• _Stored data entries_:
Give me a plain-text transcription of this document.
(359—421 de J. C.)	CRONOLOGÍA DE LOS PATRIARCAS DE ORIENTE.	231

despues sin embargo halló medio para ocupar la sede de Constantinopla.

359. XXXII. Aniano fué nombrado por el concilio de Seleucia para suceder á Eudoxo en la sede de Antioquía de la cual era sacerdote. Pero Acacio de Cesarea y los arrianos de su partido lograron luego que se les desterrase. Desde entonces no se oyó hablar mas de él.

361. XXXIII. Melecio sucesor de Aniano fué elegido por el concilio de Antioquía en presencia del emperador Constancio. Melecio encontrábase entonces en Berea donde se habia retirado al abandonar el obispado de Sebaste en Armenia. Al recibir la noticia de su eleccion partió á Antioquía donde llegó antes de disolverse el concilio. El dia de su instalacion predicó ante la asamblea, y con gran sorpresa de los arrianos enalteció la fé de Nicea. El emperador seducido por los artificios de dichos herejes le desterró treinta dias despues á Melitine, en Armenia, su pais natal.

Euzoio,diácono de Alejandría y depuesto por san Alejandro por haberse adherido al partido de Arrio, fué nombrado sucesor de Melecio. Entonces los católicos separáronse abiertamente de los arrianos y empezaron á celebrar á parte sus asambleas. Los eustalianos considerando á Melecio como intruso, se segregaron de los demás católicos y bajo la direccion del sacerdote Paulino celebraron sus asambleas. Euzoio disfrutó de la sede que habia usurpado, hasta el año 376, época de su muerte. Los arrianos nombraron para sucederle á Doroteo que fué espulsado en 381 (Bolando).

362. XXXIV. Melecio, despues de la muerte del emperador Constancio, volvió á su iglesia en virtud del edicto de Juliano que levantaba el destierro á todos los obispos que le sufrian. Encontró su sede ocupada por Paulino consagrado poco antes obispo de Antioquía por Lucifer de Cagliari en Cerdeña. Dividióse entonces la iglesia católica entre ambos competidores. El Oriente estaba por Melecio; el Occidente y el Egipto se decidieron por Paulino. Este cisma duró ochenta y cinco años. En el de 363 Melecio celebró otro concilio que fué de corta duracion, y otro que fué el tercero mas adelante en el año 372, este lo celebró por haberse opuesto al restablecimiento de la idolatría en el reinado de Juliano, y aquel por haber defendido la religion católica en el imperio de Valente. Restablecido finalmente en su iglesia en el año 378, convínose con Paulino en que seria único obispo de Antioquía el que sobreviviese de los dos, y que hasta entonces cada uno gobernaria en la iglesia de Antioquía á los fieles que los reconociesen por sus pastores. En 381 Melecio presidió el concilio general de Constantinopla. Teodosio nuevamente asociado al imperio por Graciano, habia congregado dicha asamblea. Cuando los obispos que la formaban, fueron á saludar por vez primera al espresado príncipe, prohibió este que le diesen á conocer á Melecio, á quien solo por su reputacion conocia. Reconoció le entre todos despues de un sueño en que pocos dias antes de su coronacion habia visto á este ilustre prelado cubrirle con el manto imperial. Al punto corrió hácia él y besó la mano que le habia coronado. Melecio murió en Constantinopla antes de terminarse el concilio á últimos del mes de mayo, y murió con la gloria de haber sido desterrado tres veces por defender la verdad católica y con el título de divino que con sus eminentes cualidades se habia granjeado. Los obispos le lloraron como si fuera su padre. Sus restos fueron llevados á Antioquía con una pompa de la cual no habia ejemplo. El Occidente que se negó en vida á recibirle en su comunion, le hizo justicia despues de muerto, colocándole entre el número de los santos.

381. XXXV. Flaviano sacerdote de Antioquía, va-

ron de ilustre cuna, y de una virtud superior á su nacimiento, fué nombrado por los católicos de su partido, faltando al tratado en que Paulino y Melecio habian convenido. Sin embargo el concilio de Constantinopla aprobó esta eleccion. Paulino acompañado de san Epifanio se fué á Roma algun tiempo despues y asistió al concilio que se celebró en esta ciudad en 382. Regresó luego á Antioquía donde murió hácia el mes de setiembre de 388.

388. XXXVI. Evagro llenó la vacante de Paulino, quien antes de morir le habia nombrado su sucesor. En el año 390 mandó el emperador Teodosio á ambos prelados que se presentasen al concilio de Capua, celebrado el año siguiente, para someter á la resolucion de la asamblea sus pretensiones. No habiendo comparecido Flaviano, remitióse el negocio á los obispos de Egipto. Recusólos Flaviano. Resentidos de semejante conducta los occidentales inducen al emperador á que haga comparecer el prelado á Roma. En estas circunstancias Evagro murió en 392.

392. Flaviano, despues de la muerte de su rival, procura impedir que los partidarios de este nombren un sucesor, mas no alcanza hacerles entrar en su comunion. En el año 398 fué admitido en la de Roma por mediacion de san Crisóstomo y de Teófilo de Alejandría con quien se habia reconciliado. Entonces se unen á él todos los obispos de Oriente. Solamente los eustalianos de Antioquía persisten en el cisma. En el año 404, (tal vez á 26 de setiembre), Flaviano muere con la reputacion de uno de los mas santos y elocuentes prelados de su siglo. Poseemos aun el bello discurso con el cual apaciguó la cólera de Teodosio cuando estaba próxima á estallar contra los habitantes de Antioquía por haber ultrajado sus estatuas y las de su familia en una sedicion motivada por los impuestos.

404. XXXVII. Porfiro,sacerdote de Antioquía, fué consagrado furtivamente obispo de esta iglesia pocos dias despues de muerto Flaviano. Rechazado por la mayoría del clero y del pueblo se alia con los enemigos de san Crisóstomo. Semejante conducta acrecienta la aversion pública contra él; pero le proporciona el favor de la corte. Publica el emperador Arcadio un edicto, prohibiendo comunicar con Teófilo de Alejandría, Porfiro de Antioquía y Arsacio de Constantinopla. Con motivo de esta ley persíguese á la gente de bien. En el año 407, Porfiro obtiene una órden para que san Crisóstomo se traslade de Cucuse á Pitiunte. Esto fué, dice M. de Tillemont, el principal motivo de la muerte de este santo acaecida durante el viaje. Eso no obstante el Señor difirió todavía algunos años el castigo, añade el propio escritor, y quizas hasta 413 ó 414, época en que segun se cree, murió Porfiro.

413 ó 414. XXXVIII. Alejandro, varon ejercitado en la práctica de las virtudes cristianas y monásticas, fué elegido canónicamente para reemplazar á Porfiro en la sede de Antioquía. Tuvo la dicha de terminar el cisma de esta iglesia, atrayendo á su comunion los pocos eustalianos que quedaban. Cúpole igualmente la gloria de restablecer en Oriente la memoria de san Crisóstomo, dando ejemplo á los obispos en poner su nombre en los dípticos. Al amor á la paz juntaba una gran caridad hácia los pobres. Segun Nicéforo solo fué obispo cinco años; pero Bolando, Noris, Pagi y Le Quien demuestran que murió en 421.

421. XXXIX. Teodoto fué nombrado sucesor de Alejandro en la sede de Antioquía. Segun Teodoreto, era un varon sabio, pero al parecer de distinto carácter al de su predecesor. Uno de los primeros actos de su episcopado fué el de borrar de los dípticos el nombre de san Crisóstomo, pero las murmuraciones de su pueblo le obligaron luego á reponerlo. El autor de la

• _WHAT TO WORK ON_:
Search the data above for the word "embargo", then gather each line in which it appears.

• _RESPONSE FOR THIS EXERCISE_:
despues sin embargo halló medio para ocupar la sede de Constantinopla.
ron de ilustre cuna, y de una virtud superior á su nacimiento, fué nombrado por los católicos de su partido, faltando al tratado en que Paulino y Melecio habian convenido. Sin embargo el concilio de Constantinopla aprobó esta eleccion. Paulino acompañado de san Epifanio se fué á Roma algun tiempo despues y asistió al concilio que se celebró en esta ciudad en 382. Regresó luego á Antioquía donde murió hácia el mes de setiembre de 388.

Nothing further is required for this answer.